### EXERCISE INSTRUCTIONS
Write out every row below verbatim, line for line, but leave out the picture.

### DATA PROVIDED

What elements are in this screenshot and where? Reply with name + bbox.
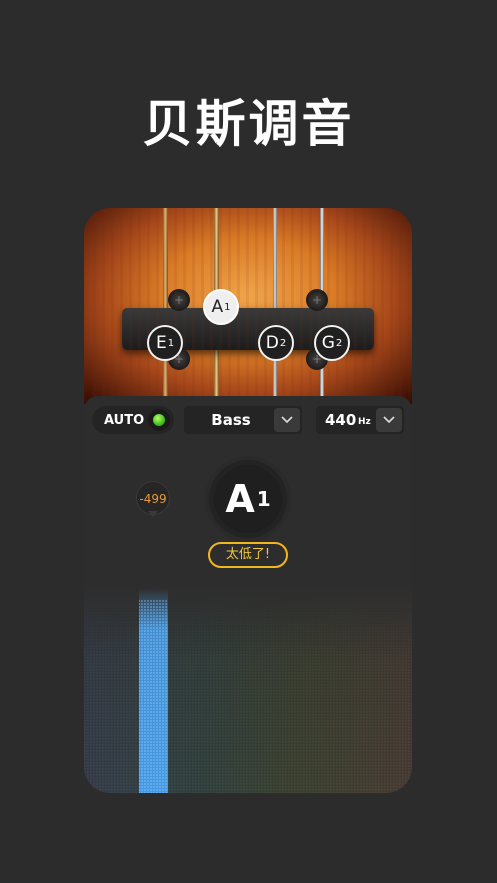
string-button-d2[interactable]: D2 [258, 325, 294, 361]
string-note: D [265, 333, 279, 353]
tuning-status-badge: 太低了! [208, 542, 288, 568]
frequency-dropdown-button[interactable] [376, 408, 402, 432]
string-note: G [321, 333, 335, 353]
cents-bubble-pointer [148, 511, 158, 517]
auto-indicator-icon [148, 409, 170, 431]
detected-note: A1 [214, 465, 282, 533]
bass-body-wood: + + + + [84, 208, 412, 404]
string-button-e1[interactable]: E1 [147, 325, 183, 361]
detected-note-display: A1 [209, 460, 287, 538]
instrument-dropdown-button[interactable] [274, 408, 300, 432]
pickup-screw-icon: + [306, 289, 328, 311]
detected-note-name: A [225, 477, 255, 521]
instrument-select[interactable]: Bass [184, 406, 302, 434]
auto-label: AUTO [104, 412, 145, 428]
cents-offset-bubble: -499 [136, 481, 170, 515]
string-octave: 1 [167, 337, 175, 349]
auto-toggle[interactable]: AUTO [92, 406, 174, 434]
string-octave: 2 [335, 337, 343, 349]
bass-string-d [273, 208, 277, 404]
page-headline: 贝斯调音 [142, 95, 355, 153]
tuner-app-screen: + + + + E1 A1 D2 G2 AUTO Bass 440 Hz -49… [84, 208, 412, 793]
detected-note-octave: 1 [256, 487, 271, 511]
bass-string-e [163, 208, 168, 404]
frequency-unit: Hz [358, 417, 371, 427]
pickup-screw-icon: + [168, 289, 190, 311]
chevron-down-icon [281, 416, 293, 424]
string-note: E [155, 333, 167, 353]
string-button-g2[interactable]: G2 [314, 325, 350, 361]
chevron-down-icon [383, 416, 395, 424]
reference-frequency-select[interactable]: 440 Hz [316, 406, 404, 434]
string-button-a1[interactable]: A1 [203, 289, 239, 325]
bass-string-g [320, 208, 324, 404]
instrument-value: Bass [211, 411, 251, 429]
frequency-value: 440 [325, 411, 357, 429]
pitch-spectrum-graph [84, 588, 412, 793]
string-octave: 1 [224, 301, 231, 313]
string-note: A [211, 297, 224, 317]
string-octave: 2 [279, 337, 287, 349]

### COMPLETED TASK
What elements are in this screenshot and where? Reply with name + bbox.
string-button-d2[interactable]: D2 [258, 325, 294, 361]
string-note: D [265, 333, 279, 353]
tuning-status-badge: 太低了! [208, 542, 288, 568]
frequency-dropdown-button[interactable] [376, 408, 402, 432]
string-note: G [321, 333, 335, 353]
cents-bubble-pointer [148, 511, 158, 517]
auto-indicator-icon [148, 409, 170, 431]
detected-note: A1 [214, 465, 282, 533]
bass-body-wood: + + + + [84, 208, 412, 404]
string-button-e1[interactable]: E1 [147, 325, 183, 361]
detected-note-display: A1 [209, 460, 287, 538]
instrument-dropdown-button[interactable] [274, 408, 300, 432]
pickup-screw-icon: + [306, 289, 328, 311]
detected-note-name: A [225, 477, 255, 521]
instrument-select[interactable]: Bass [184, 406, 302, 434]
auto-label: AUTO [104, 412, 145, 428]
cents-offset-bubble: -499 [136, 481, 170, 515]
string-octave: 1 [167, 337, 175, 349]
auto-toggle[interactable]: AUTO [92, 406, 174, 434]
string-octave: 2 [335, 337, 343, 349]
bass-string-d [273, 208, 277, 404]
page-headline: 贝斯调音 [142, 95, 355, 153]
tuner-app-screen: + + + + E1 A1 D2 G2 AUTO Bass 440 Hz -49… [84, 208, 412, 793]
detected-note-octave: 1 [256, 487, 271, 511]
bass-string-e [163, 208, 168, 404]
frequency-unit: Hz [358, 417, 371, 427]
pickup-screw-icon: + [168, 289, 190, 311]
chevron-down-icon [281, 416, 293, 424]
string-note: E [155, 333, 167, 353]
string-button-g2[interactable]: G2 [314, 325, 350, 361]
chevron-down-icon [383, 416, 395, 424]
reference-frequency-select[interactable]: 440 Hz [316, 406, 404, 434]
string-button-a1[interactable]: A1 [203, 289, 239, 325]
bass-string-g [320, 208, 324, 404]
instrument-value: Bass [211, 411, 251, 429]
frequency-value: 440 [325, 411, 357, 429]
pitch-spectrum-graph [84, 588, 412, 793]
string-octave: 1 [224, 301, 231, 313]
string-note: A [211, 297, 224, 317]
string-octave: 2 [279, 337, 287, 349]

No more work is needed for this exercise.